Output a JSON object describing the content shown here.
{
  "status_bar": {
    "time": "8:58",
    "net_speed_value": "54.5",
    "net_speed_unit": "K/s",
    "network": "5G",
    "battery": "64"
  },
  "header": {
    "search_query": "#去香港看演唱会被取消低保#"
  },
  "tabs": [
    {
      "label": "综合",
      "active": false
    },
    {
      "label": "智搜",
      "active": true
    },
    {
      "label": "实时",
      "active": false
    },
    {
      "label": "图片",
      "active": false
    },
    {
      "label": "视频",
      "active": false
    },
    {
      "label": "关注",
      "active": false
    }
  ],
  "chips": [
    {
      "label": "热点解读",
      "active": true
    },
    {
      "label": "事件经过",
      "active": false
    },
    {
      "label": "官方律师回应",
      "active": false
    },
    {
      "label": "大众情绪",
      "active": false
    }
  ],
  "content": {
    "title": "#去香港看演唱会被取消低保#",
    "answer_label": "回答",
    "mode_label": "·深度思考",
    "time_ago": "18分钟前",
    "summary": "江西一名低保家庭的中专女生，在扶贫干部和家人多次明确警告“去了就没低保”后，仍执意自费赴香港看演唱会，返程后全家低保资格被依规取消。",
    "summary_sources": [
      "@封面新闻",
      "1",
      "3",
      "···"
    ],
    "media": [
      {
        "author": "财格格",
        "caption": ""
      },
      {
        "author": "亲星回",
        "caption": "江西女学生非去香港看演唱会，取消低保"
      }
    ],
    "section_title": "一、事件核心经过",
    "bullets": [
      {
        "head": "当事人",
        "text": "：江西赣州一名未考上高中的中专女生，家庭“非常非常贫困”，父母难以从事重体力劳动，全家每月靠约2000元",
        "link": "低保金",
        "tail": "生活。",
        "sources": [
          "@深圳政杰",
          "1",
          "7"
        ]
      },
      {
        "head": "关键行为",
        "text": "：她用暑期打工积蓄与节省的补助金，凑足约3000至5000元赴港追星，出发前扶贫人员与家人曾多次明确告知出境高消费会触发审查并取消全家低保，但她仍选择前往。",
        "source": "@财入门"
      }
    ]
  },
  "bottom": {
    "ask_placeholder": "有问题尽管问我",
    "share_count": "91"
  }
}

= = = = = = =

Filter the entries and copy out every line with the word "text".

The answer
        "text": "：江西赣州一名未考上高中的中专女生，家庭“非常非常贫困”，父母难以从事重体力劳动，全家每月靠约2000元",
        "text": "：她用暑期打工积蓄与节省的补助金，凑足约3000至5000元赴港追星，出发前扶贫人员与家人曾多次明确告知出境高消费会触发审查并取消全家低保，但她仍选择前往。",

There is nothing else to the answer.